* START SUPPLIED RECORDS *

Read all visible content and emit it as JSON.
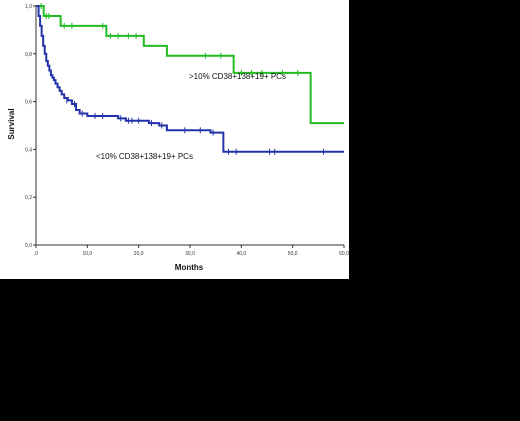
{
  "chart_data": {
    "type": "line",
    "subtype": "kaplan-meier",
    "title": "",
    "xlabel": "Months",
    "ylabel": "Survival",
    "xlim": [
      0,
      60
    ],
    "ylim": [
      0.0,
      1.0
    ],
    "xticks": [
      0,
      10,
      20,
      30,
      40,
      50,
      60
    ],
    "xtick_labels": [
      ",0",
      "10,0",
      "20,0",
      "30,0",
      "40,0",
      "50,0",
      "60,0"
    ],
    "yticks": [
      0.0,
      0.2,
      0.4,
      0.6,
      0.8,
      1.0
    ],
    "ytick_labels": [
      "0,0",
      "0,2",
      "0,4",
      "0,6",
      "0,8",
      "1,0"
    ],
    "grid": false,
    "legend": "none (series labelled on the plot)",
    "plot_background": "#ffffff",
    "page_background": "#000000",
    "series": [
      {
        "name": ">10% CD38+138+19+ PCs",
        "color": "#22bb22",
        "x": [
          0,
          1.5,
          4.8,
          13.7,
          21.0,
          25.5,
          38.5,
          53.5,
          60
        ],
        "y": [
          1.0,
          0.958,
          0.917,
          0.875,
          0.833,
          0.792,
          0.72,
          0.51,
          0.51
        ],
        "censored": [
          [
            1.0,
            1.0
          ],
          [
            2.0,
            0.958
          ],
          [
            2.5,
            0.958
          ],
          [
            5.5,
            0.917
          ],
          [
            7.0,
            0.917
          ],
          [
            13.0,
            0.917
          ],
          [
            14.5,
            0.875
          ],
          [
            16.0,
            0.875
          ],
          [
            18.0,
            0.875
          ],
          [
            19.5,
            0.875
          ],
          [
            33.0,
            0.792
          ],
          [
            36.0,
            0.792
          ],
          [
            40.0,
            0.72
          ],
          [
            42.0,
            0.72
          ],
          [
            44.0,
            0.72
          ],
          [
            48.0,
            0.72
          ],
          [
            51.0,
            0.72
          ]
        ]
      },
      {
        "name": "<10% CD38+138+19+ PCs",
        "color": "#2233aa",
        "x": [
          0,
          0.5,
          0.8,
          1.1,
          1.4,
          1.7,
          2.0,
          2.3,
          2.6,
          2.9,
          3.2,
          3.5,
          3.8,
          4.2,
          4.6,
          5.0,
          5.5,
          6.2,
          7.0,
          7.8,
          8.5,
          10.0,
          16.0,
          17.5,
          22.0,
          24.0,
          25.5,
          34.0,
          36.5,
          60
        ],
        "y": [
          1.0,
          0.958,
          0.917,
          0.875,
          0.833,
          0.8,
          0.77,
          0.75,
          0.73,
          0.71,
          0.7,
          0.69,
          0.675,
          0.66,
          0.645,
          0.63,
          0.615,
          0.605,
          0.59,
          0.565,
          0.55,
          0.54,
          0.53,
          0.52,
          0.51,
          0.5,
          0.48,
          0.47,
          0.39,
          0.39
        ],
        "censored": [
          [
            6.0,
            0.605
          ],
          [
            7.5,
            0.59
          ],
          [
            9.0,
            0.55
          ],
          [
            11.5,
            0.54
          ],
          [
            13.0,
            0.54
          ],
          [
            16.5,
            0.53
          ],
          [
            18.0,
            0.52
          ],
          [
            18.7,
            0.52
          ],
          [
            20.0,
            0.52
          ],
          [
            22.5,
            0.51
          ],
          [
            24.5,
            0.5
          ],
          [
            29.0,
            0.48
          ],
          [
            32.0,
            0.48
          ],
          [
            34.5,
            0.47
          ],
          [
            37.5,
            0.39
          ],
          [
            39.0,
            0.39
          ],
          [
            45.5,
            0.39
          ],
          [
            46.5,
            0.39
          ],
          [
            56.0,
            0.39
          ]
        ]
      }
    ]
  }
}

* END SUPPLIED RECORDS *

PROMPT ::
Select every line in the records above that contains the word "name".

FINAL ANSWER ::
        "name": ">10% CD38+138+19+ PCs",
        "name": "<10% CD38+138+19+ PCs",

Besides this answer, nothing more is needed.